→ 正文部分
*****
Kafka Producer请求处理机制

Kafka在处理Producer请求时,主要涉及的组件有KafkaApis、ReplicaManager、Partition、Log、LogSegment。

KafkaApis

kafka接收到producer请求后,通过其网络模型,最终会交给KafkaApis组件处理。

def handleProducerRequest(request: RequestChannel.Request) {
    val produceRequest = request.body.asInstanceOf[ProduceRequest]
    val numBytesAppended = request.header.sizeOf + produceRequest.sizeOf
    //判断客户端是否有对这些topic的Describe权限以及这些topic是否有效,然后分别划分到两个集合中去
    val (existingAndAuthorizedForDescribeTopics, nonExistingOrUnauthorizedForDescribeTopics) =
      produceRequest.partitionRecordsOrFail.asScala.partition { case (tp, _) =>
        authorize(request.session, Describe, new Resource(auth.Topic, tp.topic)) && metadataCache.contains(tp.topic)
      }
    //继续判断客户端是否对上面那些经过筛选的topic有写权限,然后分到两个集合中去。
    //后面在发送响应时会把nonExistingOrUnauthorizedForDescribeTopics和unauthorizedForWriteRequestInfo还给客户端,告诉客户端错误详情
    val (authorizedRequestInfo, unauthorizedForWriteRequestInfo) = existingAndAuthorizedForDescribeTopics.partition {
      case (tp, _) => authorize(request.session, Write, new Resource(auth.Topic, tp.topic))
    }

    //方法内嵌函数,发送响应给客户端
    def sendResponseCallback(responseStatus: Map[TopicPartition, PartitionResponse]) {
		//...
*****
→ 数据内容
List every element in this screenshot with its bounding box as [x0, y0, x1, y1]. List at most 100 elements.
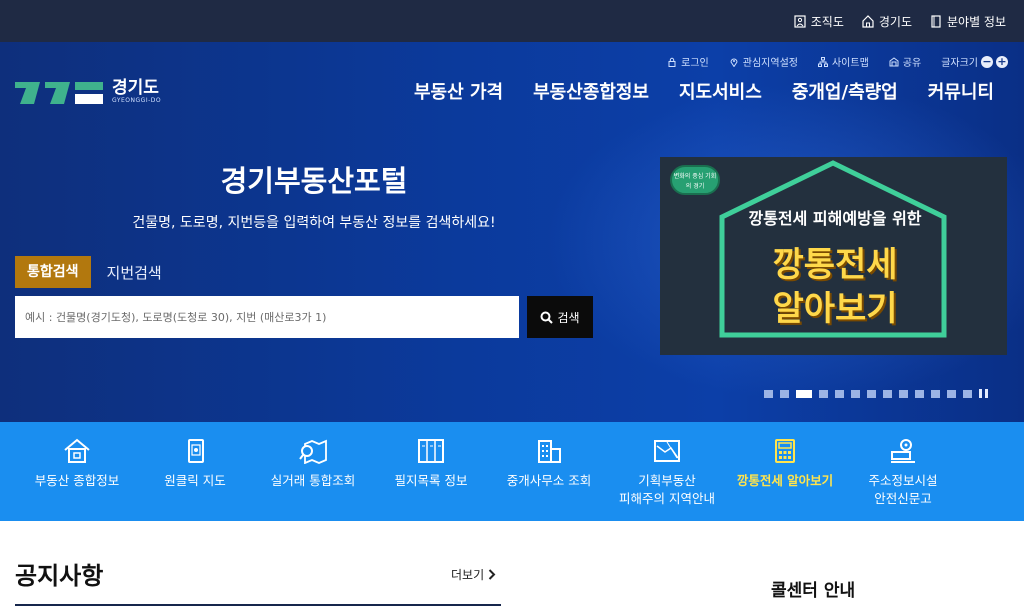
calculator-icon — [775, 439, 795, 463]
search-icon — [540, 311, 554, 324]
map-warning-icon — [654, 440, 680, 462]
banner-title-1: 깡통전세 — [772, 245, 898, 285]
pagination-dot[interactable] — [915, 389, 924, 398]
field-info-label: 분야별 정보 — [946, 14, 1006, 29]
zoom-in-button[interactable]: + — [996, 55, 1008, 68]
house-icon — [64, 438, 90, 463]
building-icon — [538, 440, 561, 463]
hero-description: 건물명, 도로명, 지번등을 입력하여 부동산 정보를 검색하세요! — [132, 215, 496, 231]
nav-map[interactable]: 지도서비스 — [679, 78, 762, 104]
pagination-dot[interactable] — [867, 389, 876, 398]
pagination-dot[interactable] — [764, 389, 773, 398]
quick-item-speculation-warning[interactable]: 기획부동산 피해주의 지역안내 — [608, 422, 726, 521]
quick-item-label: 기획부동산 피해주의 지역안내 — [619, 473, 715, 506]
nav-broker[interactable]: 중개업/측량업 — [792, 78, 898, 104]
banner-subtitle: 깡통전세 피해예방을 위한 — [748, 209, 922, 228]
quick-item-real-estate-info[interactable]: 부동산 종합정보 — [18, 422, 136, 521]
tab-lot-search[interactable]: 지번검색 — [107, 262, 162, 283]
share-label: 공유 — [902, 58, 922, 69]
banner-badge: 변화의 중심 기회의 경기 — [670, 165, 720, 195]
pin-icon — [730, 58, 738, 67]
quick-item-oneclick-map[interactable]: 원클릭 지도 — [136, 422, 254, 521]
book-list-icon — [418, 439, 444, 463]
notice-divider — [15, 604, 501, 606]
quick-item-label: 필지목록 정보 — [394, 473, 468, 488]
banner-pagination — [764, 389, 988, 398]
search-input[interactable] — [15, 296, 519, 338]
quick-item-label: 주소정보시설 안전신문고 — [868, 473, 938, 506]
org-chart-icon — [794, 14, 806, 28]
utility-menu: 로그인 관심지역설정 사이트맵 공유 글자크기 − + — [667, 54, 1008, 69]
tab-integrated-search[interactable]: 통합검색 — [15, 256, 91, 288]
hero-section: 로그인 관심지역설정 사이트맵 공유 글자크기 − + 경기도 GYEONGGI… — [0, 42, 1024, 422]
quick-item-label: 중개사무소 조회 — [506, 473, 592, 488]
nav-community[interactable]: 커뮤니티 — [928, 78, 994, 104]
promo-banner[interactable]: 변화의 중심 기회의 경기 깡통전세 피해예방을 위한 깡통전세 알아보기 — [660, 157, 1007, 355]
quick-item-address-facility-report[interactable]: 주소정보시설 안전신문고 — [844, 422, 962, 521]
share-link[interactable]: 공유 — [889, 54, 921, 69]
share-icon — [889, 56, 899, 66]
gyeonggi-logo[interactable]: 경기도 GYEONGGI-DO — [14, 74, 161, 108]
pagination-dot[interactable] — [819, 389, 828, 398]
quick-item-jeonse-guide[interactable]: 깡통전세 알아보기 — [726, 422, 844, 521]
banner-title-2: 알아보기 — [772, 289, 898, 329]
nav-price[interactable]: 부동산 가격 — [414, 78, 503, 104]
document-icon — [931, 14, 941, 28]
pagination-dot[interactable] — [963, 389, 972, 398]
chevron-right-icon — [488, 569, 496, 580]
org-chart-label: 조직도 — [810, 14, 844, 29]
lock-icon — [668, 57, 676, 67]
mobile-map-icon — [188, 439, 204, 463]
pagination-dot[interactable] — [780, 389, 789, 398]
more-label: 더보기 — [451, 568, 485, 582]
pagination-dot[interactable] — [899, 389, 908, 398]
login-label: 로그인 — [681, 58, 709, 69]
org-chart-link[interactable]: 조직도 — [794, 13, 844, 30]
callcenter-title: 콜센터 안내 — [771, 581, 856, 601]
page-title: 경기부동산포털 — [220, 164, 408, 198]
quick-menu: 부동산 종합정보 원클릭 지도 실거래 통합조회 필지목록 정보 중개사무소 조… — [0, 422, 1024, 521]
home-icon — [862, 14, 874, 28]
search-tabs: 통합검색 지번검색 — [15, 256, 162, 288]
logo-name: 경기도 — [112, 77, 159, 98]
search-button-label: 검색 — [557, 310, 580, 325]
field-info-link[interactable]: 분야별 정보 — [930, 13, 1006, 30]
quick-item-label: 원클릭 지도 — [164, 473, 226, 488]
quick-item-label: 깡통전세 알아보기 — [736, 473, 834, 488]
gyeonggi-label: 경기도 — [878, 14, 912, 29]
more-link[interactable]: 더보기 — [451, 566, 496, 583]
sitemap-icon — [817, 56, 828, 67]
font-size-control: 글자크기 − + — [941, 54, 1008, 69]
pagination-dot[interactable] — [931, 389, 940, 398]
quick-item-parcel-list[interactable]: 필지목록 정보 — [372, 422, 490, 521]
notice-title: 공지사항 — [15, 562, 104, 590]
pagination-dot[interactable] — [851, 389, 860, 398]
top-utility-bar: 조직도 경기도 분야별 정보 — [0, 0, 1024, 42]
sitemap-link[interactable]: 사이트맵 — [817, 54, 869, 69]
logo-mark-icon — [15, 82, 103, 104]
main-navigation: 부동산 가격 부동산종합정보 지도서비스 중개업/측량업 커뮤니티 — [414, 78, 994, 104]
location-board-icon — [891, 439, 915, 463]
nav-info[interactable]: 부동산종합정보 — [533, 78, 649, 104]
quick-item-transaction-search[interactable]: 실거래 통합조회 — [254, 422, 372, 521]
pause-icon[interactable] — [979, 389, 988, 398]
login-link[interactable]: 로그인 — [667, 54, 709, 69]
pagination-dot[interactable] — [883, 389, 892, 398]
zoom-out-button[interactable]: − — [981, 55, 993, 68]
quick-item-label: 실거래 통합조회 — [270, 473, 356, 488]
logo-text: 경기도 GYEONGGI-DO — [112, 79, 161, 104]
quick-item-broker-office[interactable]: 중개사무소 조회 — [490, 422, 608, 521]
pagination-dot[interactable] — [947, 389, 956, 398]
search-button[interactable]: 검색 — [527, 296, 593, 338]
interest-area-label: 관심지역설정 — [742, 58, 798, 69]
interest-area-link[interactable]: 관심지역설정 — [729, 54, 798, 69]
pagination-dot[interactable] — [835, 389, 844, 398]
quick-item-label: 부동산 종합정보 — [34, 473, 120, 488]
gyeonggi-link[interactable]: 경기도 — [862, 13, 912, 30]
logo-sub: GYEONGGI-DO — [112, 96, 162, 104]
pagination-dot-active[interactable] — [796, 389, 812, 398]
map-search-icon — [299, 439, 327, 464]
font-size-label: 글자크기 — [941, 58, 978, 69]
top-links: 조직도 경기도 분야별 정보 — [794, 0, 1006, 42]
sitemap-label: 사이트맵 — [831, 58, 869, 69]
*****
→ 执行任务
把讲Kafka Producer请求处理机制的正文中从“Kafka在处理Produc”到“tp.topic)) && metadataCache.contains(tp.topic)”的这一段一字不改地抄下来。

→ 任务输出
Kafka在处理Producer请求时,主要涉及的组件有KafkaApis、ReplicaManager、Partition、Log、LogSegment。

KafkaApis

kafka接收到producer请求后,通过其网络模型,最终会交给KafkaApis组件处理。

def handleProducerRequest(request: RequestChannel.Request) {
    val produceRequest = request.body.asInstanceOf[ProduceRequest]
    val numBytesAppended = request.header.sizeOf + produceRequest.sizeOf
    //判断客户端是否有对这些topic的Describe权限以及这些topic是否有效,然后分别划分到两个集合中去
    val (existingAndAuthorizedForDescribeTopics, nonExistingOrUnauthorizedForDescribeTopics) =
      produceRequest.partitionRecordsOrFail.asScala.partition { case (tp, _) =>
        authorize(request.session, Describe, new Resource(auth.Topic, tp.topic)) && metadataCache.contains(tp.topic)